[Start]
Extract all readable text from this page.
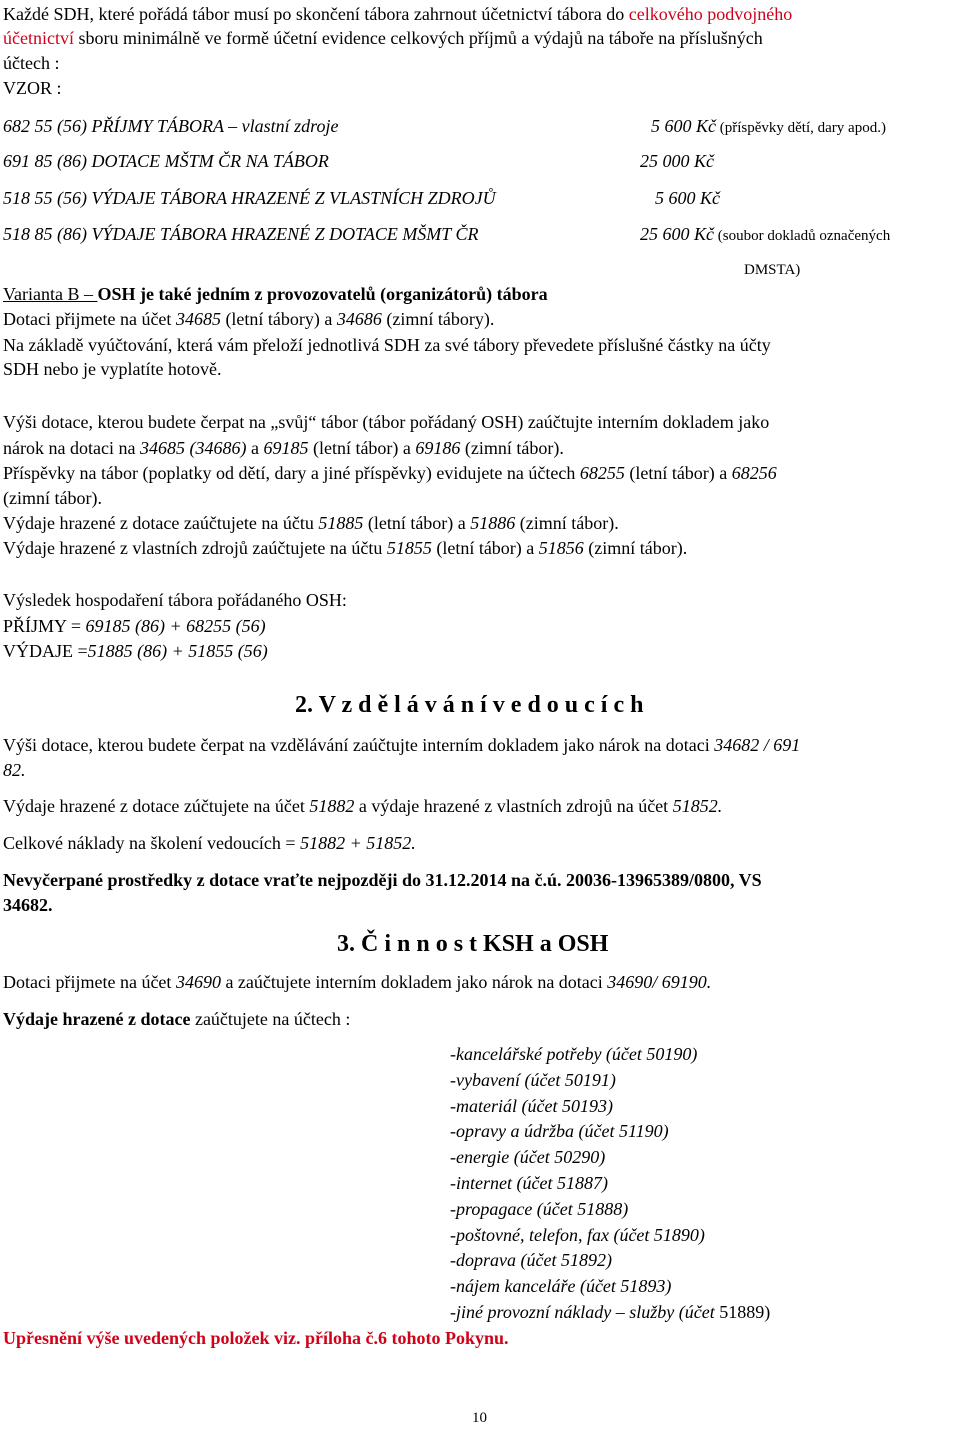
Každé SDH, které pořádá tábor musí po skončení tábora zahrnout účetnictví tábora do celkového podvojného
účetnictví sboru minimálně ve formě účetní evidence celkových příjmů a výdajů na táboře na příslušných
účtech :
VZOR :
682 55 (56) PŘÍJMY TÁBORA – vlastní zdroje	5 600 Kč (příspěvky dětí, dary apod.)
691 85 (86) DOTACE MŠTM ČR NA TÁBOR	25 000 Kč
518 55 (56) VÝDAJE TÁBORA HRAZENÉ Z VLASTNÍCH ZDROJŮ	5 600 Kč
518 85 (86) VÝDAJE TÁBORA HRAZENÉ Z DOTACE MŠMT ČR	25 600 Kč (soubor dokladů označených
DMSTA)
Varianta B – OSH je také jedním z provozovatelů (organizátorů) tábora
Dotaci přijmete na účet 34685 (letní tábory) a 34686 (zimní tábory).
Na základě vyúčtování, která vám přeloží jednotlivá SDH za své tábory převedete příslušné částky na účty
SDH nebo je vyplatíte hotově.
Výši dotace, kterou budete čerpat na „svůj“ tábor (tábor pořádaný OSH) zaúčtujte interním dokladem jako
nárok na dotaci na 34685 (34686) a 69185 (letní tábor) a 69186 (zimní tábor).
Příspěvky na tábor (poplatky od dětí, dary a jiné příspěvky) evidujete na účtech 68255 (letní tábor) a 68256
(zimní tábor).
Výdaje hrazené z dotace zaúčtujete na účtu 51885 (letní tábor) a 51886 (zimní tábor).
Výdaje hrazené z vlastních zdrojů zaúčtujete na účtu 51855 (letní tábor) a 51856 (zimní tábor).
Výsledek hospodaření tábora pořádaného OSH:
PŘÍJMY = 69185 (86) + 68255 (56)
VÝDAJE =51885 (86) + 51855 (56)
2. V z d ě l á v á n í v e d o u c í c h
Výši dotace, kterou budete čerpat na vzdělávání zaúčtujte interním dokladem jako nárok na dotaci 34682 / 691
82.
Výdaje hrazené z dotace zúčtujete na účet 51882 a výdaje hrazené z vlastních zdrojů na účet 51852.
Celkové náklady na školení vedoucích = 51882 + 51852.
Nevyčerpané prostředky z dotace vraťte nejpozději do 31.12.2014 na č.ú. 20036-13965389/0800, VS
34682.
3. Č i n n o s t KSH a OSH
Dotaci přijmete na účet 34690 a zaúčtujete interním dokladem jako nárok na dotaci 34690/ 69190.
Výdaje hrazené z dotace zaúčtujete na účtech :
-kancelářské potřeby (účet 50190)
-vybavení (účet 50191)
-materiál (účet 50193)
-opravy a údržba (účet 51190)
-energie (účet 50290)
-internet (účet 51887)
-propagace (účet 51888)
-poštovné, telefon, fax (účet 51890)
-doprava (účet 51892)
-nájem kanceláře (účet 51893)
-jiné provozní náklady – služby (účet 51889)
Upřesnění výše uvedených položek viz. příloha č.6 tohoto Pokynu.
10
[End]
[Start]
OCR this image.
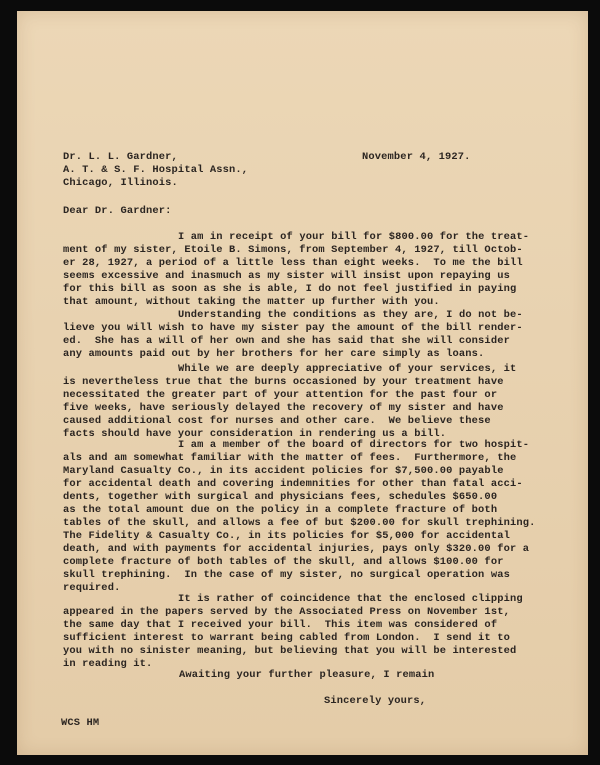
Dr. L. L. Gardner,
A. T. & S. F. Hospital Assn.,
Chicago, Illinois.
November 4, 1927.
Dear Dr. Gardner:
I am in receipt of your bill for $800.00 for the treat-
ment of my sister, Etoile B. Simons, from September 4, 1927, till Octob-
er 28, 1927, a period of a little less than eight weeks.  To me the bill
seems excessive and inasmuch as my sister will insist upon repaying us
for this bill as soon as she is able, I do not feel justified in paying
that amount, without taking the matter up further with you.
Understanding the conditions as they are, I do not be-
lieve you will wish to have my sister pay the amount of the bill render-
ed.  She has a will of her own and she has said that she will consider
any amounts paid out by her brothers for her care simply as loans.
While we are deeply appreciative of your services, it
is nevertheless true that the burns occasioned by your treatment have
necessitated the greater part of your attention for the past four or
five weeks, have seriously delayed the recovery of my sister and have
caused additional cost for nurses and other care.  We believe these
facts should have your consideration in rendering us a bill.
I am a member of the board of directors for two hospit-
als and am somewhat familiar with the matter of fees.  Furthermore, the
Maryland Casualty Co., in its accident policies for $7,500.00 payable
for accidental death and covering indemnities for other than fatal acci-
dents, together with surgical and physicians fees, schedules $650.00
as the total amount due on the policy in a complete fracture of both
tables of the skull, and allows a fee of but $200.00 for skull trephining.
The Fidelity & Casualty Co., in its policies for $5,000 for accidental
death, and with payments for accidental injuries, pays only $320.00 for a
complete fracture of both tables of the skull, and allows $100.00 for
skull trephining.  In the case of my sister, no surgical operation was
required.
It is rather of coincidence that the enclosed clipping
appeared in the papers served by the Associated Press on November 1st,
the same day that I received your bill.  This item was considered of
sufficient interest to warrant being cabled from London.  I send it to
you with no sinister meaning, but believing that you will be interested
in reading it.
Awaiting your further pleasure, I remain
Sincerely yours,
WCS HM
[End]
[Start]
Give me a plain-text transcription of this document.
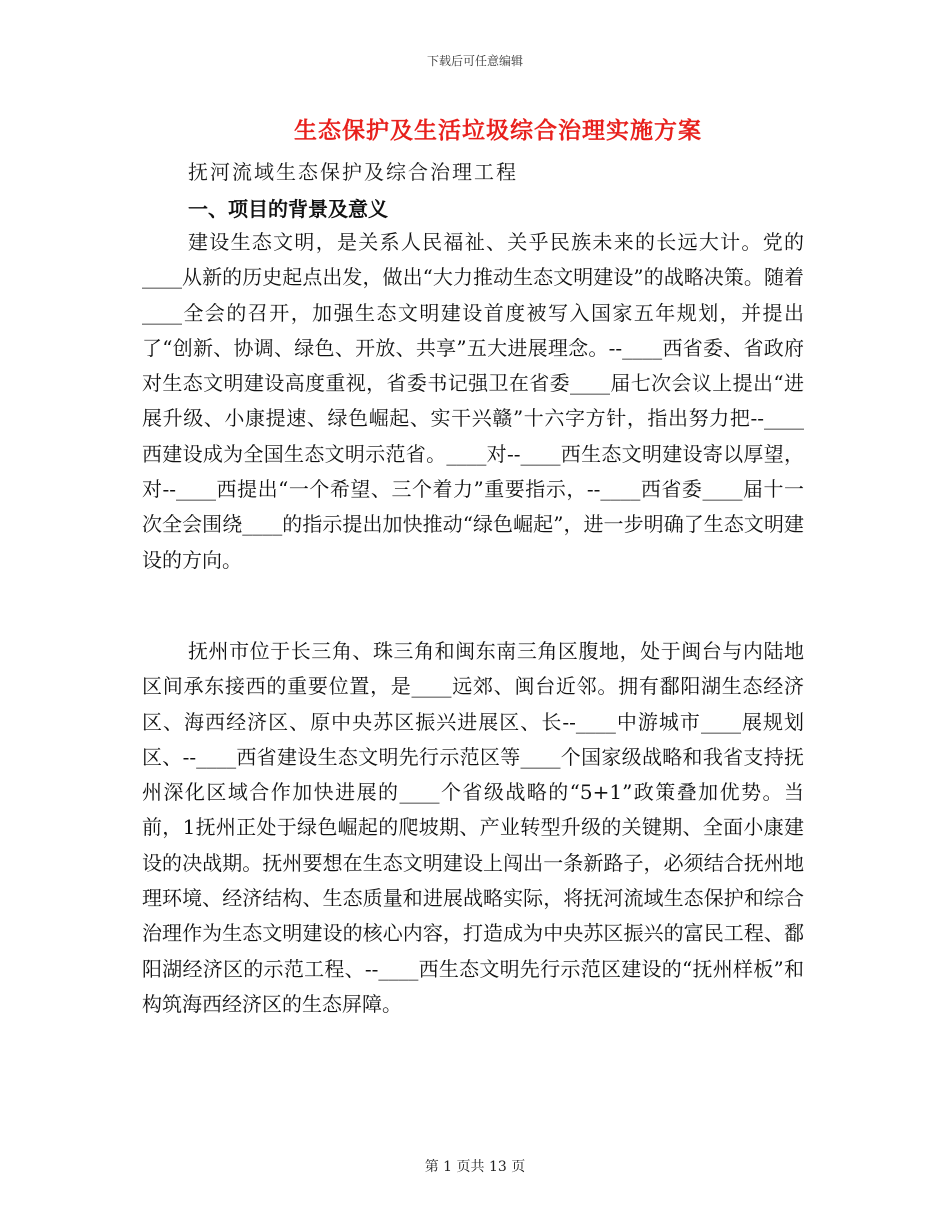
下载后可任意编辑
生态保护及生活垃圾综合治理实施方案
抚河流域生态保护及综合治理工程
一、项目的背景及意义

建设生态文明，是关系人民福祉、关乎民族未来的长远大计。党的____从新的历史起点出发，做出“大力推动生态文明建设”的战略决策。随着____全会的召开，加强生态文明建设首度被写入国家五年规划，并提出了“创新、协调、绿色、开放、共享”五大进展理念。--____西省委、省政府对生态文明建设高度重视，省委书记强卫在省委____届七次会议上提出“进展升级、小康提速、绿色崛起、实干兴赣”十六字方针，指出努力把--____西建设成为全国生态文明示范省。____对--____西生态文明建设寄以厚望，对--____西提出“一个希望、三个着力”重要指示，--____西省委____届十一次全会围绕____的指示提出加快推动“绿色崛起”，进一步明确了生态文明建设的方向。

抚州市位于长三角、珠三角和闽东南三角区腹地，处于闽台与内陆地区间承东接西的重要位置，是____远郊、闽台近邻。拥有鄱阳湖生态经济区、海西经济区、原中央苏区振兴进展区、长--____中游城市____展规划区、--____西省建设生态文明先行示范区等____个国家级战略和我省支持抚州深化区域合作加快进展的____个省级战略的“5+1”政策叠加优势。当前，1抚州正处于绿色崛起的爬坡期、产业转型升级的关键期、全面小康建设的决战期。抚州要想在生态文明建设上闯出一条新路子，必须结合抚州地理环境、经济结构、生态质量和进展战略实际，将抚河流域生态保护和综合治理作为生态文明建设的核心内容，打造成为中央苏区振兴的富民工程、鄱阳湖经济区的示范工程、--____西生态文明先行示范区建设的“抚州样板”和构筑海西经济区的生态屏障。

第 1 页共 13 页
[End]
**To do:**
Read the entries above, then pull out the lines that include "čerpat".

**Solution for this problem:**
Výši dotace, kterou budete čerpat na „svůj“ tábor (tábor pořádaný OSH) zaúčtujte interním dokladem jako
Výši dotace, kterou budete čerpat na vzdělávání zaúčtujte interním dokladem jako nárok na dotaci 34682 / 691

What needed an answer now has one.